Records
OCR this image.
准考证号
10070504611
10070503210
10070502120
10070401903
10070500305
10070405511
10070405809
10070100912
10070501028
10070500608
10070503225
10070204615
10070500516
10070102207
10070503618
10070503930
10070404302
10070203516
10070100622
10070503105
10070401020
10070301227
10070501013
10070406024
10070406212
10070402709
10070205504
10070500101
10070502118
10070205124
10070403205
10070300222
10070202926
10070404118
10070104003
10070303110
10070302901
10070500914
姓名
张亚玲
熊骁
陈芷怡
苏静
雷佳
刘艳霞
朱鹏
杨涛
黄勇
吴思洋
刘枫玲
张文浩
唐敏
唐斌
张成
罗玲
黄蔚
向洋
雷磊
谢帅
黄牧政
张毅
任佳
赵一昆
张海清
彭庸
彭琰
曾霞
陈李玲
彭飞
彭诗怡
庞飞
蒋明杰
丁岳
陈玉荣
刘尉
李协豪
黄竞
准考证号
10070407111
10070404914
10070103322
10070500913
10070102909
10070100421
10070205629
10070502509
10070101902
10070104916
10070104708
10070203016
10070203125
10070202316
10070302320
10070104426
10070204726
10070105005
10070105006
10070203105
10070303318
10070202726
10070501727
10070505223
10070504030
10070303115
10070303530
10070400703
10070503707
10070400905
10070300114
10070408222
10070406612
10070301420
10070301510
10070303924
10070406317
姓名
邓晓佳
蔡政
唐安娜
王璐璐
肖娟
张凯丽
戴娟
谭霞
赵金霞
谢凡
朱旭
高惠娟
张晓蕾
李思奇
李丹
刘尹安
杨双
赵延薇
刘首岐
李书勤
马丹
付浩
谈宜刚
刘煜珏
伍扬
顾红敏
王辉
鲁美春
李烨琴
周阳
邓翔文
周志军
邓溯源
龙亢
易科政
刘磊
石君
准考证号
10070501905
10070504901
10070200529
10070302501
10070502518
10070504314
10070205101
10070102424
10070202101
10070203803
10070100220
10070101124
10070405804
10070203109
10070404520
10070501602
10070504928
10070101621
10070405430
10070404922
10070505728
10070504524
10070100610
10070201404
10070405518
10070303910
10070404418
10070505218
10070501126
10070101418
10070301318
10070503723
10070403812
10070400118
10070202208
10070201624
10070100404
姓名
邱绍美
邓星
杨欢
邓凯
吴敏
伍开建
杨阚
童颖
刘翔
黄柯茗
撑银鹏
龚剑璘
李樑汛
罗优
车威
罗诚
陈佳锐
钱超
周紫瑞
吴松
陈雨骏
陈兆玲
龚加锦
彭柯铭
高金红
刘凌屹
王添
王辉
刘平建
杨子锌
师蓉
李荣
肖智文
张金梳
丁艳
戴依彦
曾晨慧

* * *

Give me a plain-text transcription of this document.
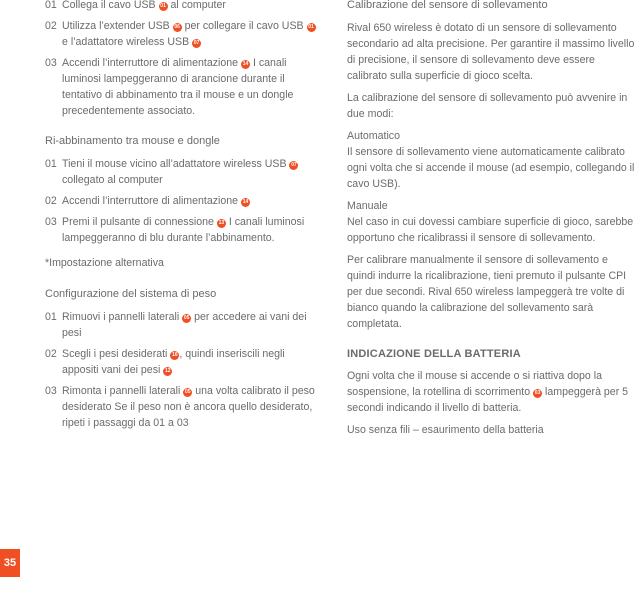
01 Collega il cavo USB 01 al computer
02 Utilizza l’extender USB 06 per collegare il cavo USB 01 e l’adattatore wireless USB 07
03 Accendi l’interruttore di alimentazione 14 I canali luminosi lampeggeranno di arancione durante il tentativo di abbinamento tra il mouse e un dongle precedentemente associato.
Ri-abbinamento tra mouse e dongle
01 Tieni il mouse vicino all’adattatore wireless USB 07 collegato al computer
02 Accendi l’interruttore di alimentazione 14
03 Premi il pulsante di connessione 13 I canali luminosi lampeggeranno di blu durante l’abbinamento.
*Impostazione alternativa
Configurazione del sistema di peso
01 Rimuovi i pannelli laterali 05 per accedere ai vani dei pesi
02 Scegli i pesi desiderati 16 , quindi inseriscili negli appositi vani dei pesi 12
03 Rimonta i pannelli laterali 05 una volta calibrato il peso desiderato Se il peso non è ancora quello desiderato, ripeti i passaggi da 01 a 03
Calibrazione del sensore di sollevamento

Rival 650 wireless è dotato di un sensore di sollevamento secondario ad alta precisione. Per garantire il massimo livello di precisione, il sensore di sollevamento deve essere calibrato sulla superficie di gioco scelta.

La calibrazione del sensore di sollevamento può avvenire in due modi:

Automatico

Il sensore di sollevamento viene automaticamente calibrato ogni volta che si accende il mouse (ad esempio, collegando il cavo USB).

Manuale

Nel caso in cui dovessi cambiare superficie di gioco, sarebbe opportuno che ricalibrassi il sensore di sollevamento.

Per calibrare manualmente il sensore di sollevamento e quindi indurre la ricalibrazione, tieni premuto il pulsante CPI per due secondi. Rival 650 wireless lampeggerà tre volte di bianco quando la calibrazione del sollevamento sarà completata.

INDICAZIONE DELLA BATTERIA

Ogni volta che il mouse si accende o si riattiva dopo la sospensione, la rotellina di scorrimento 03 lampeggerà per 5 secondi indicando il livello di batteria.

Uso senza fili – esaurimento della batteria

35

WHAT IS EXPECTED:
How many lines in the listing above contain "Rival"? Answer with the number alone.

RESULT:
2